• Your objective: Isolate every line in the records below with "against" in it.

::: Input :::

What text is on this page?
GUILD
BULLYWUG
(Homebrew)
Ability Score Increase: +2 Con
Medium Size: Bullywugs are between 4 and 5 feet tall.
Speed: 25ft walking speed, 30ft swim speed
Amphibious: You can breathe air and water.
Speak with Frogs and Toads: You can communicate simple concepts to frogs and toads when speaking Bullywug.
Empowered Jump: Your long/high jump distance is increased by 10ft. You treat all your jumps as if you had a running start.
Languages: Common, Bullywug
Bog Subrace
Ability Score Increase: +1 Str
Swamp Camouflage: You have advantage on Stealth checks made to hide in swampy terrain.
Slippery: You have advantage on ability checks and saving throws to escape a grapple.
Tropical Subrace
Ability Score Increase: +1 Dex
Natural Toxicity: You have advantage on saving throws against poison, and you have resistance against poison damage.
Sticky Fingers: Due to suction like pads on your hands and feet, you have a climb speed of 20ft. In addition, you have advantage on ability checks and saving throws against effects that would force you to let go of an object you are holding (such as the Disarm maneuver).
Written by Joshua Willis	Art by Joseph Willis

:::
::: Input :::

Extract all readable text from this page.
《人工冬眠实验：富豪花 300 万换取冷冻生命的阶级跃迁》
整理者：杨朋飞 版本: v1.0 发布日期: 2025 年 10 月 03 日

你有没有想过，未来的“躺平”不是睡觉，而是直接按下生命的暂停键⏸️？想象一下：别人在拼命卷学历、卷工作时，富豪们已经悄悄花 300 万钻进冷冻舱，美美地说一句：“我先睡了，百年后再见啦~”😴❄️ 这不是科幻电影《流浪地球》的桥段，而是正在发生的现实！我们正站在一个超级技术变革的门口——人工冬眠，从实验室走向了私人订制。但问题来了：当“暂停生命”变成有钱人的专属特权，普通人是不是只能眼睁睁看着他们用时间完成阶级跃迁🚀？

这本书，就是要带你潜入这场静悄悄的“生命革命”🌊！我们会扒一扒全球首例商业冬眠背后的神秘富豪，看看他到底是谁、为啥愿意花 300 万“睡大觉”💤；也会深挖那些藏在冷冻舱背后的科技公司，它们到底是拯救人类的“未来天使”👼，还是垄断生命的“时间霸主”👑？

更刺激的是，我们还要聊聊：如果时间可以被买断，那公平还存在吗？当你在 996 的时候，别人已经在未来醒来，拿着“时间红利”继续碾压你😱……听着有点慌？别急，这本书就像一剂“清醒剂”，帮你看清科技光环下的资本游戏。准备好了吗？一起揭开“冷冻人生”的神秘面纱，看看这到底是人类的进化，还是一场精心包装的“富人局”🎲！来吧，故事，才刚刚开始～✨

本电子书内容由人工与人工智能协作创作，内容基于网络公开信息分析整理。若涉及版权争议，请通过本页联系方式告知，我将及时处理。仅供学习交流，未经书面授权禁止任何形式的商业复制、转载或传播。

:::
::: Input :::

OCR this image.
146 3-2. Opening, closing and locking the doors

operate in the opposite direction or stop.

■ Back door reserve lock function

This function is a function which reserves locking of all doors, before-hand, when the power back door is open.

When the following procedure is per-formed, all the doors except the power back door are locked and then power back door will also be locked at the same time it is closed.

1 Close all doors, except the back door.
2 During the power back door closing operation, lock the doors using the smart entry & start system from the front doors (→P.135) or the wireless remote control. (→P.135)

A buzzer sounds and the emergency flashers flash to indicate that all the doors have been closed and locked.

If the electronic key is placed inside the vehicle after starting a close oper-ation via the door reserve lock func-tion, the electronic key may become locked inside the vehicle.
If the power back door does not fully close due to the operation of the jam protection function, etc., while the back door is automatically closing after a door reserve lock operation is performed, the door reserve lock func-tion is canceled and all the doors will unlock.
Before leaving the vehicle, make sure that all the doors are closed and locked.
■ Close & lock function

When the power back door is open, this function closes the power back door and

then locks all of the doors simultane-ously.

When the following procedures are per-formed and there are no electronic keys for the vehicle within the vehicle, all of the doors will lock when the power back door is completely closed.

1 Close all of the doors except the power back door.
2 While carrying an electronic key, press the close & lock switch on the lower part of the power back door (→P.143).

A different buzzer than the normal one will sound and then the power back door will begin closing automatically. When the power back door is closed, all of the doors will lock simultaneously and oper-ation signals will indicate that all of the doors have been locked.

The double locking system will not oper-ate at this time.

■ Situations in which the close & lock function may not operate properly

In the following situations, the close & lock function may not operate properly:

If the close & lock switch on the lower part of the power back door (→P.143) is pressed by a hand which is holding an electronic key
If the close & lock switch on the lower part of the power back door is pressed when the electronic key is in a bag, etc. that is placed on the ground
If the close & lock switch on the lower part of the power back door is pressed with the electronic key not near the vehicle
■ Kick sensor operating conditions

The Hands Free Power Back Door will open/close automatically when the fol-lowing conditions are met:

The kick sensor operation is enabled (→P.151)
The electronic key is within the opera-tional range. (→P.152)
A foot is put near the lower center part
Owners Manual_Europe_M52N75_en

:::

• Exercise response:
Natural Toxicity: You have advantage on saving throws against poison, and you have resistance against poison damage.
Sticky Fingers: Due to suction like pads on your hands and feet, you have a climb speed of 20ft. In addition, you have advantage on ability checks and saving throws against effects that would force you to let go of an object you are holding (such as the Disarm maneuver).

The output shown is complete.